#### DIRECTIVE:
From the records below, pull each line that has "with".

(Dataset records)
▶

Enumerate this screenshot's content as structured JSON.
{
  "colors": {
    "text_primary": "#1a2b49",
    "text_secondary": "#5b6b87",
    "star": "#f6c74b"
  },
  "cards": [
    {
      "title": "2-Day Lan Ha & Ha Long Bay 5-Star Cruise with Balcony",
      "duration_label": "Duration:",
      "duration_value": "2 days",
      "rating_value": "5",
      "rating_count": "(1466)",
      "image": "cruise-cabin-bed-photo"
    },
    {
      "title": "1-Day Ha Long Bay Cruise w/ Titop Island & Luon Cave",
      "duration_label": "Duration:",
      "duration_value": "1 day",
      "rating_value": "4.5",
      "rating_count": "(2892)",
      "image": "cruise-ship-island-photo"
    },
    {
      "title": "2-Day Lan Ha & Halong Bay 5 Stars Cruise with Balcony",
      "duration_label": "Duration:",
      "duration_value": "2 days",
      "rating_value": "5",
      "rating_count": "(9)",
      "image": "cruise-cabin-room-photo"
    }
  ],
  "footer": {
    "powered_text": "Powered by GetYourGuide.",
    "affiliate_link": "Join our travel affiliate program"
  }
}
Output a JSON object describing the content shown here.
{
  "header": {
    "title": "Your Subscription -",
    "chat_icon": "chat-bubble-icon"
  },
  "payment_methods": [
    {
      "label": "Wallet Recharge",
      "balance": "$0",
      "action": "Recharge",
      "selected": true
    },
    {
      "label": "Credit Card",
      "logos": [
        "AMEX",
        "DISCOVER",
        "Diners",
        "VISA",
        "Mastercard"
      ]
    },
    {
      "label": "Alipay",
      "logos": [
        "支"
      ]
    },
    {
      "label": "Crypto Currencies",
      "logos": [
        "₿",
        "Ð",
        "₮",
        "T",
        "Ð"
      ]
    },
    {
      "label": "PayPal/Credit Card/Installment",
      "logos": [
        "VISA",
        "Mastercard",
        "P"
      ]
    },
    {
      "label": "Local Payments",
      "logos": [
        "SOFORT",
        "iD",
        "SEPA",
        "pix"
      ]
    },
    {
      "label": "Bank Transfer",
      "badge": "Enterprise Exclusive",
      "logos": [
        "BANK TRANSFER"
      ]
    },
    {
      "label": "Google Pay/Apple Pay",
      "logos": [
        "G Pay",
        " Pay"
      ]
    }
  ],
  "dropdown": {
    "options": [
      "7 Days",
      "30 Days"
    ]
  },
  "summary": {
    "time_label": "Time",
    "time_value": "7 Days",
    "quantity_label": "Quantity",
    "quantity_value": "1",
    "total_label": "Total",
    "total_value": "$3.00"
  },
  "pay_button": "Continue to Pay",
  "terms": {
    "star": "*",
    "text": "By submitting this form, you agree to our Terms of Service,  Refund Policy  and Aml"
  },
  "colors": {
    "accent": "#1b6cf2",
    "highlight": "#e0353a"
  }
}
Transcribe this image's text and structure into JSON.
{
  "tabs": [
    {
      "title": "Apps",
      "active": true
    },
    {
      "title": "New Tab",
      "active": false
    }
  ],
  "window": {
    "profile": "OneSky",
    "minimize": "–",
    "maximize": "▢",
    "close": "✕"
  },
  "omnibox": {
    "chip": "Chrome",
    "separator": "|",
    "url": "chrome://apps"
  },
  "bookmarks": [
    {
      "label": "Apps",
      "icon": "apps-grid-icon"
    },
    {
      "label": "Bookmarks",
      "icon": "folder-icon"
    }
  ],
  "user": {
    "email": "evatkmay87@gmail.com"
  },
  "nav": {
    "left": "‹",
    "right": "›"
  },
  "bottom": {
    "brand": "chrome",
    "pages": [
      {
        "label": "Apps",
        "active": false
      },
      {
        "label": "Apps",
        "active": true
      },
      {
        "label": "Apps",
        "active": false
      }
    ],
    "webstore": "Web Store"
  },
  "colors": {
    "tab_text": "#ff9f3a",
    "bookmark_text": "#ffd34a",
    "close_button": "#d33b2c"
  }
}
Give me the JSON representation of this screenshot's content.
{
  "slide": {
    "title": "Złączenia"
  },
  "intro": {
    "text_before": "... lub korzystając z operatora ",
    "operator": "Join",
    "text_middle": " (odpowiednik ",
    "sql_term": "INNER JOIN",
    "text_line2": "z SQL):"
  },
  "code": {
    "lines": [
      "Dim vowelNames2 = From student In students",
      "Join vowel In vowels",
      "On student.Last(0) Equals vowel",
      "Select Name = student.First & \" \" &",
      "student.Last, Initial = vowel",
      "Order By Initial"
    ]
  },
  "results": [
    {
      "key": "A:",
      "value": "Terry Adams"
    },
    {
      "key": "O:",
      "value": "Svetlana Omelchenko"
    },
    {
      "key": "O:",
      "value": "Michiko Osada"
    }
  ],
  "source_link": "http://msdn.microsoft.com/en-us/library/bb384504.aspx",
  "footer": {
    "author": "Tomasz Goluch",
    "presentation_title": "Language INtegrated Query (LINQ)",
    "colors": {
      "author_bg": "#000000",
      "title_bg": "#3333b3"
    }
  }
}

◀

#### THE COMPLETED TASK:
      "title": "2-Day Lan Ha & Ha Long Bay 5-Star Cruise with Balcony",
      "title": "2-Day Lan Ha & Halong Bay 5 Stars Cruise with Balcony",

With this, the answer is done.